[begin Exercise data]
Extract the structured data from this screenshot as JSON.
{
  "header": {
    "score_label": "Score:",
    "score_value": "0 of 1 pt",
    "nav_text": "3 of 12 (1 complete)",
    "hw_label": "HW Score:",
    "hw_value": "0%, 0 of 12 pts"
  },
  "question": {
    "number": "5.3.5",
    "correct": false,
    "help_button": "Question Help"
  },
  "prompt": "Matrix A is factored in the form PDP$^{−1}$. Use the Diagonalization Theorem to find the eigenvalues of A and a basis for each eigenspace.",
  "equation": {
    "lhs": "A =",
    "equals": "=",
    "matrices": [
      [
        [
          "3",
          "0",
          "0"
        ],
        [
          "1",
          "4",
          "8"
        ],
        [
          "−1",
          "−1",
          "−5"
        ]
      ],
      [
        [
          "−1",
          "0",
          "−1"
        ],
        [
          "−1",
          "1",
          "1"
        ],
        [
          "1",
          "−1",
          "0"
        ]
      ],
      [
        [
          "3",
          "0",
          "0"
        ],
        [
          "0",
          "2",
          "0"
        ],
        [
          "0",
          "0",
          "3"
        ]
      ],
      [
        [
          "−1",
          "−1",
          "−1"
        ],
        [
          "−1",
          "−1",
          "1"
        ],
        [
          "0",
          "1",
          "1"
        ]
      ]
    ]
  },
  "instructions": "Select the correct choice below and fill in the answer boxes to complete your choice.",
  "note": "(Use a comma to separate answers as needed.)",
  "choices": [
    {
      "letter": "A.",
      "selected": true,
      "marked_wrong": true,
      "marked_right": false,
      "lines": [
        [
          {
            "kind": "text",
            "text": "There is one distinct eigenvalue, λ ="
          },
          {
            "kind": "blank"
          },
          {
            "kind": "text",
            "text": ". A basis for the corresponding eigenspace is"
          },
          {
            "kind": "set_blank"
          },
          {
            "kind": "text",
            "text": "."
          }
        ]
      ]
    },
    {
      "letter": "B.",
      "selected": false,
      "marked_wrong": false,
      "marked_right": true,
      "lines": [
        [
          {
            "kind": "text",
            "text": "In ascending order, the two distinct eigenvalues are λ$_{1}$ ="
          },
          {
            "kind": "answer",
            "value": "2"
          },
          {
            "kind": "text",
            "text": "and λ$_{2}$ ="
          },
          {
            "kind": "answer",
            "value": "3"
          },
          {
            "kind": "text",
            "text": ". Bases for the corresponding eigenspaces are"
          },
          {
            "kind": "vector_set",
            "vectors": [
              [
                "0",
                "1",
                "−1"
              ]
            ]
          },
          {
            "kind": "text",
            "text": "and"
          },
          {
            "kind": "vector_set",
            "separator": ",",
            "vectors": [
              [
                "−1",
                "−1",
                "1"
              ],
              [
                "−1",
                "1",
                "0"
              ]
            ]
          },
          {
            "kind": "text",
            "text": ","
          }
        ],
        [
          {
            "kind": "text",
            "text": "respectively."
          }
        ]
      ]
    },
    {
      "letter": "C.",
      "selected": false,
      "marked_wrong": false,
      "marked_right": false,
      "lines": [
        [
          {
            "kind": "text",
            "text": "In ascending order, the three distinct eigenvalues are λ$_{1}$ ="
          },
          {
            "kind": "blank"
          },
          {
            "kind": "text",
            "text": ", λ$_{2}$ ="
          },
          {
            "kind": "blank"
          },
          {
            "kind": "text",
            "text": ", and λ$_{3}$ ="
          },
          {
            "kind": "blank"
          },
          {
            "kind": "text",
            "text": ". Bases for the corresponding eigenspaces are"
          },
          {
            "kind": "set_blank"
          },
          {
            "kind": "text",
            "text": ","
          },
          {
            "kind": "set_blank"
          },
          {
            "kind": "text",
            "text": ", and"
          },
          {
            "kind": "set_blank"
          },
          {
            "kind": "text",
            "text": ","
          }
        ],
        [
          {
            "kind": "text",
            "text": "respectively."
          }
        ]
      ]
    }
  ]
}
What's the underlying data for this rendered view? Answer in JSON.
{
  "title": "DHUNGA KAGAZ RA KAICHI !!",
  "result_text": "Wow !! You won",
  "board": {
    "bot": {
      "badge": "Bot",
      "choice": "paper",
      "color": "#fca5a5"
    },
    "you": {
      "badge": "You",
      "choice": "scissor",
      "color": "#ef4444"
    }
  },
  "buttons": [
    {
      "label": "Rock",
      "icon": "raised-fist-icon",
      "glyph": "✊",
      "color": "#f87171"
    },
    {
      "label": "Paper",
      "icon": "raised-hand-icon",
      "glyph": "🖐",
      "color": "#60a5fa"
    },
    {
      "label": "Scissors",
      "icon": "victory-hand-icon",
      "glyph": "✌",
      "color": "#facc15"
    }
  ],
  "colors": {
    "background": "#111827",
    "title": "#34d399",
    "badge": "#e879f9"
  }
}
[end Exercise data]
### Exercise task
Search the data for "correct" and list every line in which it occurs.

### Task response
    "correct": false,
  "instructions": "Select the correct choice below and fill in the answer boxes to complete your choice.",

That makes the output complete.